Consigne =
Présentez sous forme de tableau Markdown, avec une colonne « Numéro » et une colonne « Ligne », tout ce qui va du début des enregistrements jusqu'à la ligne contenant « text: pressure — [318, 461, 423, 556] », celle-ci comprise. Laissez de côté les lignes vides.

Enregistrements présentés =

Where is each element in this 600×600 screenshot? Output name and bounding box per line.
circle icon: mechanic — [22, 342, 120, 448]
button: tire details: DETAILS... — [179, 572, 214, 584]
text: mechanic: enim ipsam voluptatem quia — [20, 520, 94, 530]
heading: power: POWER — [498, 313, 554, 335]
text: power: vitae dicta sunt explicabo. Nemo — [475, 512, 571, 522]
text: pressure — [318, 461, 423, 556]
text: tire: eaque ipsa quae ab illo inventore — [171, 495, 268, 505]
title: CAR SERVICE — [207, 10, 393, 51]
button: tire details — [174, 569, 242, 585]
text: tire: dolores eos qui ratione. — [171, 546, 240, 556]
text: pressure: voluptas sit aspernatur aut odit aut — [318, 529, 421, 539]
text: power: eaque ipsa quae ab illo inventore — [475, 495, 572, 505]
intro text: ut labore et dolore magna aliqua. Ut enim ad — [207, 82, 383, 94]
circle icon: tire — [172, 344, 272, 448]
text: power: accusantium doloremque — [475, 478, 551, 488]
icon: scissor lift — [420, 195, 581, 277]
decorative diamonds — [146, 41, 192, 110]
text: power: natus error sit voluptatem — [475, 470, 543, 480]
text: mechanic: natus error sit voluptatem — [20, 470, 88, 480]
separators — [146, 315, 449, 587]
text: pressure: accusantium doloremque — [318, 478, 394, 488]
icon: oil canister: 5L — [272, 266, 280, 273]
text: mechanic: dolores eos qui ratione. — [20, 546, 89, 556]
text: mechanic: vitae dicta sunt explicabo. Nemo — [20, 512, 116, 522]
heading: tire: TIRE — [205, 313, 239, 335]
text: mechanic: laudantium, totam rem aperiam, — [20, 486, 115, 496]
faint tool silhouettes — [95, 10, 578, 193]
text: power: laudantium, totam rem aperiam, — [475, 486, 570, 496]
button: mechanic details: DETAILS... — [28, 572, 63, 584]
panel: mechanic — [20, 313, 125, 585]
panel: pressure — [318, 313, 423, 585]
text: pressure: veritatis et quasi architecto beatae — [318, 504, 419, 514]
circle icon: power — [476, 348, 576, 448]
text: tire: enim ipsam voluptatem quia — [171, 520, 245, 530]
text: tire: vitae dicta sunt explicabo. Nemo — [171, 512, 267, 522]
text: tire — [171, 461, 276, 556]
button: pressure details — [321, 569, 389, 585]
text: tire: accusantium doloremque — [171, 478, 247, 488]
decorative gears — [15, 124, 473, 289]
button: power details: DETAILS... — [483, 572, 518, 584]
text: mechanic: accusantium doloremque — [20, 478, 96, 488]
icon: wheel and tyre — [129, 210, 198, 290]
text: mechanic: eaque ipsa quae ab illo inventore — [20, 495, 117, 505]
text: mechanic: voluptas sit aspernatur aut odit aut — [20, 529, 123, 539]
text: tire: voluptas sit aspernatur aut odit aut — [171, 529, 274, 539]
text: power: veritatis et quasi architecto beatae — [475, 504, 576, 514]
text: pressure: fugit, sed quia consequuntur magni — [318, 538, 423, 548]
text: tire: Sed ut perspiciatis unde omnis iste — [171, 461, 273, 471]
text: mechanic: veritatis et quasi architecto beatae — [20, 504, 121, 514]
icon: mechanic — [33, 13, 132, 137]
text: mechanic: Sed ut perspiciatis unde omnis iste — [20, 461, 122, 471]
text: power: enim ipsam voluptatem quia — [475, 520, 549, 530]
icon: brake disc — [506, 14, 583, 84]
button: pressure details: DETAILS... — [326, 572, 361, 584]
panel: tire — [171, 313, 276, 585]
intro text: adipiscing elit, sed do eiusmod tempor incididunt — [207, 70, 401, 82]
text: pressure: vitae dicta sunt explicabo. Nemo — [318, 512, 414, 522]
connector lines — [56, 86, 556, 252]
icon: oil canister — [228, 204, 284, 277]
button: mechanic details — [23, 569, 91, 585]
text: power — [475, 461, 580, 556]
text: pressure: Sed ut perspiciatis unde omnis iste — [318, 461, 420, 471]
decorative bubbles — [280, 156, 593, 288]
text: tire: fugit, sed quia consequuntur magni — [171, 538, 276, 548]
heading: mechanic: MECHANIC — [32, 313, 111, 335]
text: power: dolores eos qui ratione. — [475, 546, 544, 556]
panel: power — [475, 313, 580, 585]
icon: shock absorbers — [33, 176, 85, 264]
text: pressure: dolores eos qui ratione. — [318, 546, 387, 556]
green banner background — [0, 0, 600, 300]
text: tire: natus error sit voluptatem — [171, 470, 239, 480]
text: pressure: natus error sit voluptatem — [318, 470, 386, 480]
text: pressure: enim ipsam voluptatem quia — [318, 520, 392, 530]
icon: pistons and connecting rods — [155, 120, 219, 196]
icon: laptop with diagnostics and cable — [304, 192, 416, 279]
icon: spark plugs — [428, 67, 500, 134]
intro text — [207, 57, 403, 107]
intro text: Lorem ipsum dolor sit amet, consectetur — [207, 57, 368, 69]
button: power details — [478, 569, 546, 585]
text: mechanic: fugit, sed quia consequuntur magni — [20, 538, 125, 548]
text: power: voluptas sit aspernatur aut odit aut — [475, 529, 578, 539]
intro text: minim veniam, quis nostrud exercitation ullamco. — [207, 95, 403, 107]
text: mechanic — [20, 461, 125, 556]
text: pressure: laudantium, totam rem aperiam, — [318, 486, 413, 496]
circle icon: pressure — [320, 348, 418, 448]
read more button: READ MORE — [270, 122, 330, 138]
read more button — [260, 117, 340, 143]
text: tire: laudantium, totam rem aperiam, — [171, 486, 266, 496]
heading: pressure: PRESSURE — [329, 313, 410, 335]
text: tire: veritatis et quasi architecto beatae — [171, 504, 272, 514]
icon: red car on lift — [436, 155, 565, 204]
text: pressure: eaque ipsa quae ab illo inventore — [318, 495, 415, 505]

Corrigé =
| Numéro | Ligne |
|---|---|
| 1 | Where is each element in this 600×600 screenshot? Output name and bounding box per line. |
| 2 | circle icon: mechanic — [22, 342, 120, 448] |
| 3 | button: tire details: DETAILS... — [179, 572, 214, 584] |
| 4 | text: mechanic: enim ipsam voluptatem quia — [20, 520, 94, 530] |
| 5 | heading: power: POWER — [498, 313, 554, 335] |
| 6 | text: power: vitae dicta sunt explicabo. Nemo — [475, 512, 571, 522] |
| 7 | text: pressure — [318, 461, 423, 556] |